Task inputs.
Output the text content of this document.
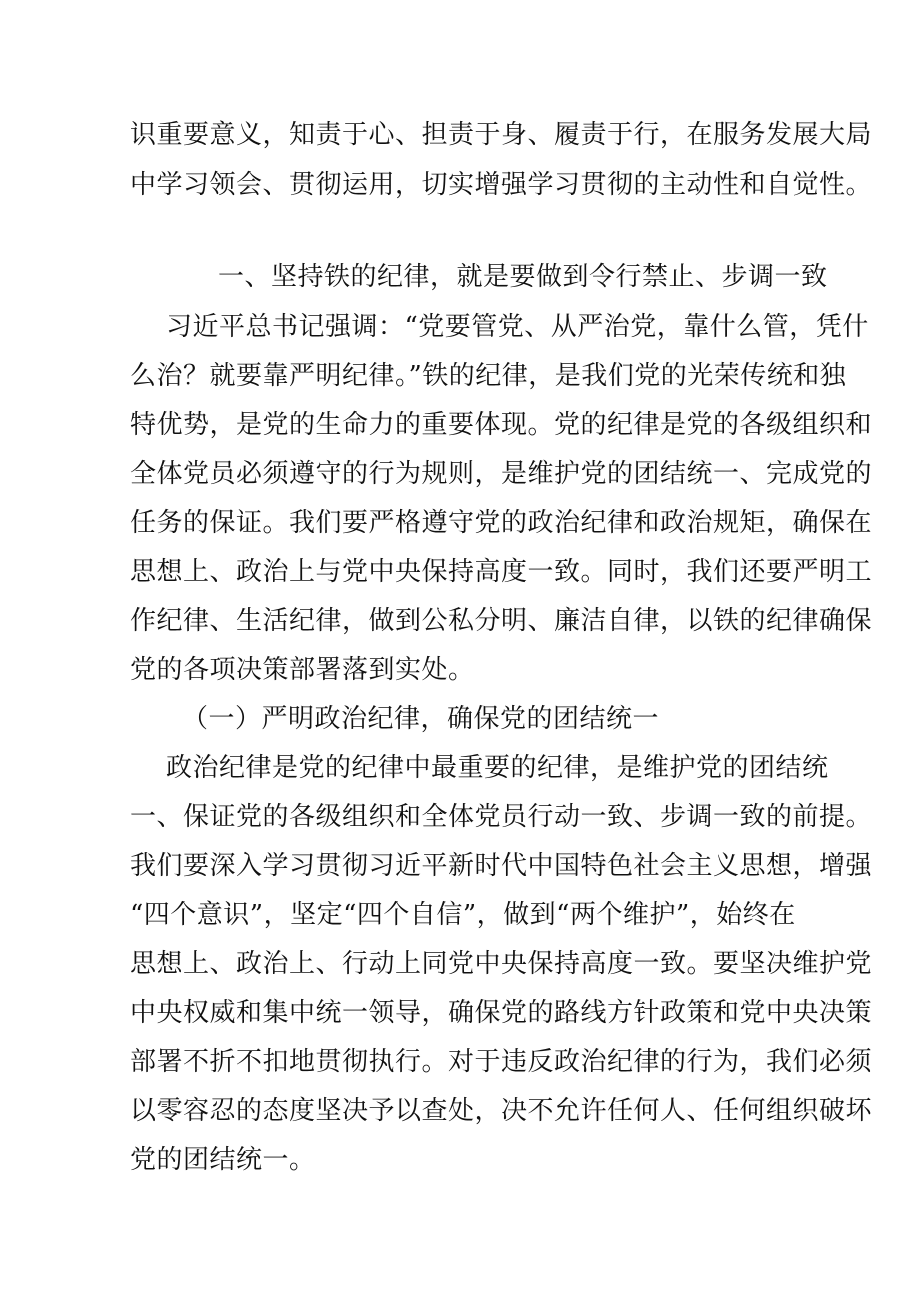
识重要意义，知责于心、担责于身、履责于行，在服务发展大局
中学习领会、贯彻运用，切实增强学习贯彻的主动性和自觉性。
一、坚持铁的纪律，就是要做到令行禁止、步调一致
习近平总书记强调：“党要管党、从严治党，靠什么管，凭什
么治？就要靠严明纪律。”铁的纪律，是我们党的光荣传统和独
特优势，是党的生命力的重要体现。党的纪律是党的各级组织和
全体党员必须遵守的行为规则，是维护党的团结统一、完成党的
任务的保证。我们要严格遵守党的政治纪律和政治规矩，确保在
思想上、政治上与党中央保持高度一致。同时，我们还要严明工
作纪律、生活纪律，做到公私分明、廉洁自律，以铁的纪律确保
党的各项决策部署落到实处。
（一）严明政治纪律，确保党的团结统一
政治纪律是党的纪律中最重要的纪律，是维护党的团结统
一、保证党的各级组织和全体党员行动一致、步调一致的前提。
我们要深入学习贯彻习近平新时代中国特色社会主义思想，增强
“四个意识”，坚定“四个自信”，做到“两个维护”，始终在
思想上、政治上、行动上同党中央保持高度一致。要坚决维护党
中央权威和集中统一领导，确保党的路线方针政策和党中央决策
部署不折不扣地贯彻执行。对于违反政治纪律的行为，我们必须
以零容忍的态度坚决予以查处，决不允许任何人、任何组织破坏
党的团结统一。
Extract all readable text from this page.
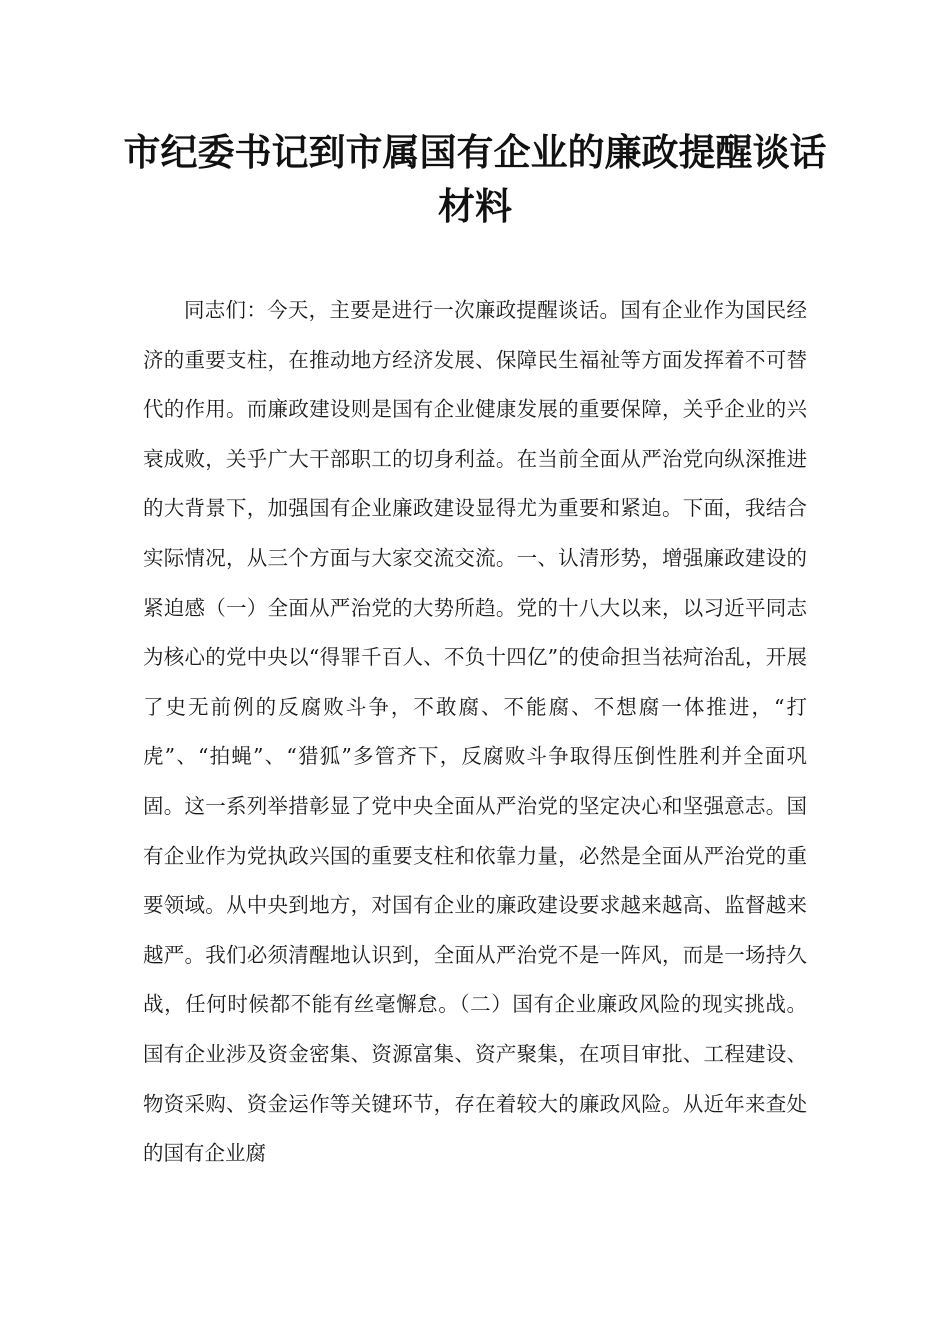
市纪委书记到市属国有企业的廉政提醒谈话材料

同志们：今天，主要是进行一次廉政提醒谈话。国有企业作为国民经济的重要支柱，在推动地方经济发展、保障民生福祉等方面发挥着不可替代的作用。而廉政建设则是国有企业健康发展的重要保障，关乎企业的兴衰成败，关乎广大干部职工的切身利益。在当前全面从严治党向纵深推进的大背景下，加强国有企业廉政建设显得尤为重要和紧迫。下面，我结合实际情况，从三个方面与大家交流交流。一、认清形势，增强廉政建设的紧迫感（一）全面从严治党的大势所趋。党的十八大以来，以习近平同志为核心的党中央以“得罪千百人、不负十四亿”的使命担当祛疴治乱，开展了史无前例的反腐败斗争，不敢腐、不能腐、不想腐一体推进，“打虎”、“拍蝇”、“猎狐”多管齐下，反腐败斗争取得压倒性胜利并全面巩固。这一系列举措彰显了党中央全面从严治党的坚定决心和坚强意志。国有企业作为党执政兴国的重要支柱和依靠力量，必然是全面从严治党的重要领域。从中央到地方，对国有企业的廉政建设要求越来越高、监督越来越严。我们必须清醒地认识到，全面从严治党不是一阵风，而是一场持久战，任何时候都不能有丝毫懈怠。（二）国有企业廉政风险的现实挑战。国有企业涉及资金密集、资源富集、资产聚集，在项目审批、工程建设、物资采购、资金运作等关键环节，存在着较大的廉政风险。从近年来查处的国有企业腐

Task goal. Report how many lines in the listing above include the word "this". Give nothing but the number.

Written reply. 2